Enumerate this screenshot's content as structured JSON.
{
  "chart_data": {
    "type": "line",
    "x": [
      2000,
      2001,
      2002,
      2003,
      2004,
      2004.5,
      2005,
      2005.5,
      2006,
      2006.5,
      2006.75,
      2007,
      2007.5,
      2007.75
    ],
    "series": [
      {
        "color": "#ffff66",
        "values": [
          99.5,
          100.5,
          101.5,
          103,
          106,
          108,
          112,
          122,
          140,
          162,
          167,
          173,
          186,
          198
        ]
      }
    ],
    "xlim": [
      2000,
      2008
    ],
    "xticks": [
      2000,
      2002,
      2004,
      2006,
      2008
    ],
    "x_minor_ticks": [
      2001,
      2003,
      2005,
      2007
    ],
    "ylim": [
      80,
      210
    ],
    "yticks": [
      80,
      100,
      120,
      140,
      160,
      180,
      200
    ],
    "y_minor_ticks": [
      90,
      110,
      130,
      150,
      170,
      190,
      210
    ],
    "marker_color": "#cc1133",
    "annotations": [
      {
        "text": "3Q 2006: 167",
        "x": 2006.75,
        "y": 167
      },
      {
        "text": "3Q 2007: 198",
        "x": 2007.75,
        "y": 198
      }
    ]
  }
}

Required work:
Word for word, extract all the records.

Exercise solution:
Enumerate this screenshot's content as structured JSON.
{
  "chart_data": {
    "type": "line",
    "x": [
      2000,
      2001,
      2002,
      2003,
      2004,
      2004.5,
      2005,
      2005.5,
      2006,
      2006.5,
      2006.75,
      2007,
      2007.5,
      2007.75
    ],
    "series": [
      {
        "color": "#ffff66",
        "values": [
          99.5,
          100.5,
          101.5,
          103,
          106,
          108,
          112,
          122,
          140,
          162,
          167,
          173,
          186,
          198
        ]
      }
    ],
    "xlim": [
      2000,
      2008
    ],
    "xticks": [
      2000,
      2002,
      2004,
      2006,
      2008
    ],
    "x_minor_ticks": [
      2001,
      2003,
      2005,
      2007
    ],
    "ylim": [
      80,
      210
    ],
    "yticks": [
      80,
      100,
      120,
      140,
      160,
      180,
      200
    ],
    "y_minor_ticks": [
      90,
      110,
      130,
      150,
      170,
      190,
      210
    ],
    "marker_color": "#cc1133",
    "annotations": [
      {
        "text": "3Q 2006: 167",
        "x": 2006.75,
        "y": 167
      },
      {
        "text": "3Q 2007: 198",
        "x": 2007.75,
        "y": 198
      }
    ]
  }
}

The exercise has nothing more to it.